### Short problem
Please copy every one of the rows below character for character, and leave the pictures out of your answer.

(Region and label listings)
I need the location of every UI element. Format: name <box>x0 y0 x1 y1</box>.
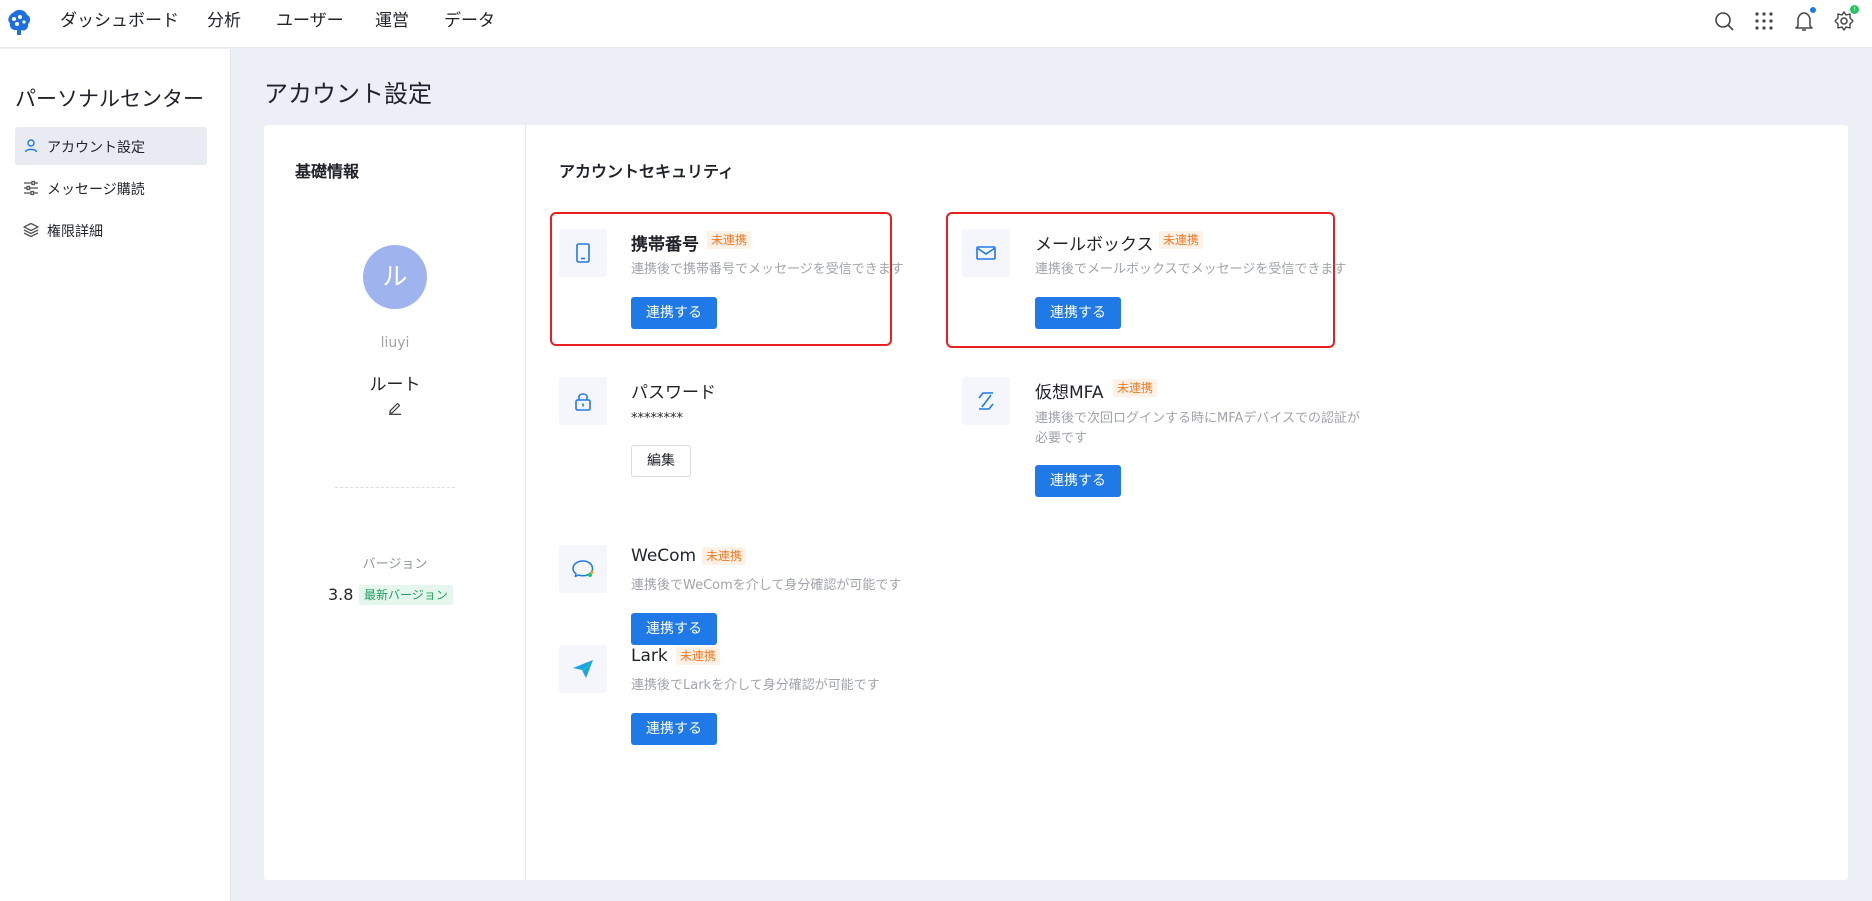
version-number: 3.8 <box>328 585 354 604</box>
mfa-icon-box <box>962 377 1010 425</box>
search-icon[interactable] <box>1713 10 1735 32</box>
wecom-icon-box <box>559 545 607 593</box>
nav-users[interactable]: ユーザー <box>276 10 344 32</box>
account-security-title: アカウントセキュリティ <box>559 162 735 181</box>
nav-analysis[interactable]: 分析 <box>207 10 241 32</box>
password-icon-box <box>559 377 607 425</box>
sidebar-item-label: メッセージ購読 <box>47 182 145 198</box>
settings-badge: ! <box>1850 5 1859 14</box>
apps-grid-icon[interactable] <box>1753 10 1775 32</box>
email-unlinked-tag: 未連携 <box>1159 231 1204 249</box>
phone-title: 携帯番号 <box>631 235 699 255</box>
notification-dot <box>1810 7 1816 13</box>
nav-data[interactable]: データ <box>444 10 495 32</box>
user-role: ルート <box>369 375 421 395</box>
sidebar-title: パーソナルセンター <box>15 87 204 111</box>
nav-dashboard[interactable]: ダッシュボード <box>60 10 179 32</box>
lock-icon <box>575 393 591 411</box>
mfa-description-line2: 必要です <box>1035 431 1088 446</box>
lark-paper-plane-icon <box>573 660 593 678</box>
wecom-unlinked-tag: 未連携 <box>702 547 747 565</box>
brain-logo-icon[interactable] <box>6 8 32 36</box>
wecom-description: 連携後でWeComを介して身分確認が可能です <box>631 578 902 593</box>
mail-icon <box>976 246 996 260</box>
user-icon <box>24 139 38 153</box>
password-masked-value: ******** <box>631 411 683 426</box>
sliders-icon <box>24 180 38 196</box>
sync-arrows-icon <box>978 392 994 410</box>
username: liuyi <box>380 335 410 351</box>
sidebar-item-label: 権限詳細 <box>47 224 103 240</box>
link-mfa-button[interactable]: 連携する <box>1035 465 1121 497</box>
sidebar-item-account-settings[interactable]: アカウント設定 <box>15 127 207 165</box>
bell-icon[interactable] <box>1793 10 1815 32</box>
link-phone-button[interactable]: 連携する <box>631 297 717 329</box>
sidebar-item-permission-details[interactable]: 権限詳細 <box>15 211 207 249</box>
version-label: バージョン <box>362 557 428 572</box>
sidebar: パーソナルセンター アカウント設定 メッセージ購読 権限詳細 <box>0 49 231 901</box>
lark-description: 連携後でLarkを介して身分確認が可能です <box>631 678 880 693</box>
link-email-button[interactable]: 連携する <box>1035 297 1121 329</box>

### Result of this task
I need the location of every UI element. Format: name <box>x0 y0 x1 y1</box>.
version-number: 3.8 <box>328 585 354 604</box>
mfa-icon-box <box>962 377 1010 425</box>
search-icon[interactable] <box>1713 10 1735 32</box>
wecom-icon-box <box>559 545 607 593</box>
nav-users[interactable]: ユーザー <box>276 10 344 32</box>
account-security-title: アカウントセキュリティ <box>559 162 735 181</box>
nav-analysis[interactable]: 分析 <box>207 10 241 32</box>
password-icon-box <box>559 377 607 425</box>
sidebar-item-label: メッセージ購読 <box>47 182 145 198</box>
settings-badge: ! <box>1850 5 1859 14</box>
apps-grid-icon[interactable] <box>1753 10 1775 32</box>
email-unlinked-tag: 未連携 <box>1159 231 1204 249</box>
phone-title: 携帯番号 <box>631 235 699 255</box>
notification-dot <box>1810 7 1816 13</box>
nav-data[interactable]: データ <box>444 10 495 32</box>
user-role: ルート <box>369 375 421 395</box>
sidebar-title: パーソナルセンター <box>15 87 204 111</box>
nav-dashboard[interactable]: ダッシュボード <box>60 10 179 32</box>
lock-icon <box>575 393 591 411</box>
mfa-description-line2: 必要です <box>1035 431 1088 446</box>
lark-paper-plane-icon <box>573 660 593 678</box>
wecom-unlinked-tag: 未連携 <box>702 547 747 565</box>
brain-logo-icon[interactable] <box>6 8 32 36</box>
wecom-description: 連携後でWeComを介して身分確認が可能です <box>631 578 902 593</box>
mail-icon <box>976 246 996 260</box>
user-icon <box>24 139 38 153</box>
password-masked-value: ******** <box>631 411 683 426</box>
sliders-icon <box>24 180 38 196</box>
sync-arrows-icon <box>978 392 994 410</box>
username: liuyi <box>380 335 410 351</box>
sidebar-item-label: 権限詳細 <box>47 224 103 240</box>
link-mfa-button[interactable]: 連携する <box>1035 465 1121 497</box>
sidebar-item-account-settings[interactable]: アカウント設定 <box>15 127 207 165</box>
bell-icon[interactable] <box>1793 10 1815 32</box>
link-phone-button[interactable]: 連携する <box>631 297 717 329</box>
sidebar-item-permission-details[interactable]: 権限詳細 <box>15 211 207 249</box>
version-label: バージョン <box>362 557 428 572</box>
sidebar: パーソナルセンター アカウント設定 メッセージ購読 権限詳細 <box>0 49 231 901</box>
lark-description: 連携後でLarkを介して身分確認が可能です <box>631 678 880 693</box>
link-email-button[interactable]: 連携する <box>1035 297 1121 329</box>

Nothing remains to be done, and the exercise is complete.